**PROBLEM DETAILS:** Take the entries below and print all of them exactly, please.

━━ RECORDS SHOWN ━━

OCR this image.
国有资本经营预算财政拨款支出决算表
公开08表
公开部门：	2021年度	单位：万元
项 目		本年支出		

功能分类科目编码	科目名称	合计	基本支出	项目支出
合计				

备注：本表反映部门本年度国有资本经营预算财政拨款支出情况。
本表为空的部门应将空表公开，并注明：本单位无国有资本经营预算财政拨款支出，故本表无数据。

━━━

**RESPONSE TO THE EXERCISE:**
OCR this image.
国有资本经营预算财政拨款支出决算表
公开08表
公开部门：	2021年度	单位：万元
项 目		本年支出		

功能分类科目编码	科目名称	合计	基本支出	项目支出
合计				

备注：本表反映部门本年度国有资本经营预算财政拨款支出情况。
本表为空的部门应将空表公开，并注明：本单位无国有资本经营预算财政拨款支出，故本表无数据。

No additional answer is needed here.